- **YOUR GOAL**: Every line that includes the word "name" is to be listed.

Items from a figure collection
<<<<

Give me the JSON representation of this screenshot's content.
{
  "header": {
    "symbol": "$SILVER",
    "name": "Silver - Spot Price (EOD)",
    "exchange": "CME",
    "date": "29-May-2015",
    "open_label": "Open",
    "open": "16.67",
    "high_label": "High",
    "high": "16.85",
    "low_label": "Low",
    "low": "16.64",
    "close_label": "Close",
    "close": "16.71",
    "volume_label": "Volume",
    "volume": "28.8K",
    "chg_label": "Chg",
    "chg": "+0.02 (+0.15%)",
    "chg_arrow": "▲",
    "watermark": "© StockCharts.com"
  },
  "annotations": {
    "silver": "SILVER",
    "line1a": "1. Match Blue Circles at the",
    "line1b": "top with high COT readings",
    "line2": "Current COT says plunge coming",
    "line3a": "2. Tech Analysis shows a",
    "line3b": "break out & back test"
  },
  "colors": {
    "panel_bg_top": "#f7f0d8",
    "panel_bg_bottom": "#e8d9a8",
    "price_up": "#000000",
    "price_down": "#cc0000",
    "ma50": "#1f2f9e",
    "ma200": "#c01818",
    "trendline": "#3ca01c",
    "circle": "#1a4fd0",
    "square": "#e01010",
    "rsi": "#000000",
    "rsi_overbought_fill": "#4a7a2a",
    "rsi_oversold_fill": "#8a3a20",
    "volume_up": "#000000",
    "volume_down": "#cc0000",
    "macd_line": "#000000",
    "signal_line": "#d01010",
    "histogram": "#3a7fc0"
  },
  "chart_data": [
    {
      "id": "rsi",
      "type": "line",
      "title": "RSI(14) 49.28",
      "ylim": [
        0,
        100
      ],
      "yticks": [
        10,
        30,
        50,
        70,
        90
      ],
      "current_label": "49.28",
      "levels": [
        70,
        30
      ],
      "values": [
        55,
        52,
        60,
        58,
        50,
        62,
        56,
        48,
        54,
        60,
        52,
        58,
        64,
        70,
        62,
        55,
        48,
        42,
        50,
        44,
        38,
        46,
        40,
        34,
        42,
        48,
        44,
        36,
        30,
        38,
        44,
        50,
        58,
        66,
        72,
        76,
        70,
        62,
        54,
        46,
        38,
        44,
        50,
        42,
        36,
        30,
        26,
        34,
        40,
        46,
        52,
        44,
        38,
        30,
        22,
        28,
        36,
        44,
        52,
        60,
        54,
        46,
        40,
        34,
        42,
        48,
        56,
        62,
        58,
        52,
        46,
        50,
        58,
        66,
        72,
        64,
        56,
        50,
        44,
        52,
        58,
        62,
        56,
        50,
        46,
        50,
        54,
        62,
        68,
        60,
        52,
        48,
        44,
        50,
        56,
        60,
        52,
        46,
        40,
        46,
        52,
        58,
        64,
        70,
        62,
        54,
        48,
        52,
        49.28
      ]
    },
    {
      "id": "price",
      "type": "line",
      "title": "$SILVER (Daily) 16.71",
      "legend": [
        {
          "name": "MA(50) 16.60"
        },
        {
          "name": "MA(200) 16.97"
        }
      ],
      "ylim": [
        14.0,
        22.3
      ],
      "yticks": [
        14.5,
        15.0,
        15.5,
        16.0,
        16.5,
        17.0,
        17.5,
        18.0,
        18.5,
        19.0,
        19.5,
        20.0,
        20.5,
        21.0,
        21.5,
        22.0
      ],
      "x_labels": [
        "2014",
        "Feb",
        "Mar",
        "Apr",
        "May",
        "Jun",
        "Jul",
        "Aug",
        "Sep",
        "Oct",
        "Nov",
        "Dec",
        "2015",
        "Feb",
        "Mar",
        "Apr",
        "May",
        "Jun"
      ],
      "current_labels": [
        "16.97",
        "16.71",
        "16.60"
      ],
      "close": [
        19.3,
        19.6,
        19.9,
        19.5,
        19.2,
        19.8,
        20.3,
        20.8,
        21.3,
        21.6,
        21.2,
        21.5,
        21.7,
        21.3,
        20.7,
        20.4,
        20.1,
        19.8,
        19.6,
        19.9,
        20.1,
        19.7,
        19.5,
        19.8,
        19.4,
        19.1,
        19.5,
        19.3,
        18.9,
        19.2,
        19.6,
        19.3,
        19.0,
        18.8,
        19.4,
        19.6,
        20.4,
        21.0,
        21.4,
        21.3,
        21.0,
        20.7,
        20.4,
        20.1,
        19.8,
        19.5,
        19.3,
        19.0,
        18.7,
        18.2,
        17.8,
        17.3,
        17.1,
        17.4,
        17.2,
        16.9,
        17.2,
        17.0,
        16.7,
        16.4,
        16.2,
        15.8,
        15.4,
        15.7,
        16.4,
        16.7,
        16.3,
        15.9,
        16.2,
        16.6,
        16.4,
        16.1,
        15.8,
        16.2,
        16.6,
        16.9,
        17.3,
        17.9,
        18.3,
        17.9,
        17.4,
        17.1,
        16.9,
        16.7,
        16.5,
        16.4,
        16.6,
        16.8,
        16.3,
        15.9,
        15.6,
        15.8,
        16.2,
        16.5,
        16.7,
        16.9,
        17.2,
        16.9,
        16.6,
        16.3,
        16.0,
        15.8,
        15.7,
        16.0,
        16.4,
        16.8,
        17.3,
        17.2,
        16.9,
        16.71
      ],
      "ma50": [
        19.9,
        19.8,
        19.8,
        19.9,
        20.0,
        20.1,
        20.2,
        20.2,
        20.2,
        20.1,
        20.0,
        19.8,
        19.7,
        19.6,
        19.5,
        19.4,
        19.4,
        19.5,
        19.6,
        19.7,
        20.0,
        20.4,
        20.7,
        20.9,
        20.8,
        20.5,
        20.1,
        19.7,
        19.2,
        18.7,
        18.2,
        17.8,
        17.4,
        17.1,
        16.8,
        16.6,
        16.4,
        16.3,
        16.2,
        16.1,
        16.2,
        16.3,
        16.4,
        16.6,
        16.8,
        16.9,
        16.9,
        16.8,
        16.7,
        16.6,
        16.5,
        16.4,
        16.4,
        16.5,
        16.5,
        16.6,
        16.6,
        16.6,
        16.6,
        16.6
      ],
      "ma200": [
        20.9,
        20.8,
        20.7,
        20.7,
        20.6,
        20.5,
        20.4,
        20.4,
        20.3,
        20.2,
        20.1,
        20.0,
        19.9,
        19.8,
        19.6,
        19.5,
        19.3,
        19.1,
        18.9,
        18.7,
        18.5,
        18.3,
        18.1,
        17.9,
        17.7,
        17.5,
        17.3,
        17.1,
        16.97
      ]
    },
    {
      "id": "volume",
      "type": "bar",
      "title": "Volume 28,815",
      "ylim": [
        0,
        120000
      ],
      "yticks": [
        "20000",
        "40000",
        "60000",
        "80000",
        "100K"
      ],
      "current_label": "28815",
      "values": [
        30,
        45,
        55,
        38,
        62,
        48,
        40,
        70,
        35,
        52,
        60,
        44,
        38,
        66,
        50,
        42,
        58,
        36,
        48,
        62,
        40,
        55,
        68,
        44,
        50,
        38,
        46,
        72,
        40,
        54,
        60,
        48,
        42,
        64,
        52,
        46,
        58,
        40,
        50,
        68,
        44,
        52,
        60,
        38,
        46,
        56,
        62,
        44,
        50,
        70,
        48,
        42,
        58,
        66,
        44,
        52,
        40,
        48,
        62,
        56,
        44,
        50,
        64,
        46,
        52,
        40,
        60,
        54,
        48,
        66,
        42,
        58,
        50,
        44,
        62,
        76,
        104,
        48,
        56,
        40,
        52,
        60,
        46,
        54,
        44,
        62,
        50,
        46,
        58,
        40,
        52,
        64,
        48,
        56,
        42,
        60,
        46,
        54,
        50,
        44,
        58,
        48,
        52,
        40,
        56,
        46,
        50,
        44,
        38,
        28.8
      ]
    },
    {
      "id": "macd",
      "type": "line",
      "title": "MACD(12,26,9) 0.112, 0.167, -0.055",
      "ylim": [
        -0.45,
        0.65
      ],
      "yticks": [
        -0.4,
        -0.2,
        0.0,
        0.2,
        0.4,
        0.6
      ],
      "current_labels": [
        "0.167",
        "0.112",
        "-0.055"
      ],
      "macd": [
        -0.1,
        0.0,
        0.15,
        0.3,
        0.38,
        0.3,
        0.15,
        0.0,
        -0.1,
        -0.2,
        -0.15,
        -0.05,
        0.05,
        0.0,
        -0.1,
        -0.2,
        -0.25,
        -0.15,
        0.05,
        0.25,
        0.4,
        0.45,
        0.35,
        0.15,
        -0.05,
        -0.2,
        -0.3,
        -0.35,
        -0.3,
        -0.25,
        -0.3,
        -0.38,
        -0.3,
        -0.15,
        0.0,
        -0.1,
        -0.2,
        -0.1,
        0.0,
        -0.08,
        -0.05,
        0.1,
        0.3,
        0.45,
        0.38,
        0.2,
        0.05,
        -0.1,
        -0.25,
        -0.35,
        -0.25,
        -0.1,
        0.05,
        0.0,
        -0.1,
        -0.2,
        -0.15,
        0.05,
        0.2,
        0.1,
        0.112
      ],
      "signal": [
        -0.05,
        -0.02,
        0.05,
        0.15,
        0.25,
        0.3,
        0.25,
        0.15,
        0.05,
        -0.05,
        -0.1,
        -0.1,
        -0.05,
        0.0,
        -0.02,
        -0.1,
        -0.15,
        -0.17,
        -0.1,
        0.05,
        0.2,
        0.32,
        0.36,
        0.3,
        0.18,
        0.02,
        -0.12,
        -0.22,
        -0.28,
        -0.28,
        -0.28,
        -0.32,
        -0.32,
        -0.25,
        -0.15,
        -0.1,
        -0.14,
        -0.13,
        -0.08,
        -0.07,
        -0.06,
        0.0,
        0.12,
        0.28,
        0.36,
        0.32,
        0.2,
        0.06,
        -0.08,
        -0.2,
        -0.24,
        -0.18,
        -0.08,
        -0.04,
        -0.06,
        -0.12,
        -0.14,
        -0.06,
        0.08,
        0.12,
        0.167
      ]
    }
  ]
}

>>>>

- **CORRECT ANSWER**:
    "name": "Silver - Spot Price (EOD)",
          "name": "MA(50) 16.60"
          "name": "MA(200) 16.97"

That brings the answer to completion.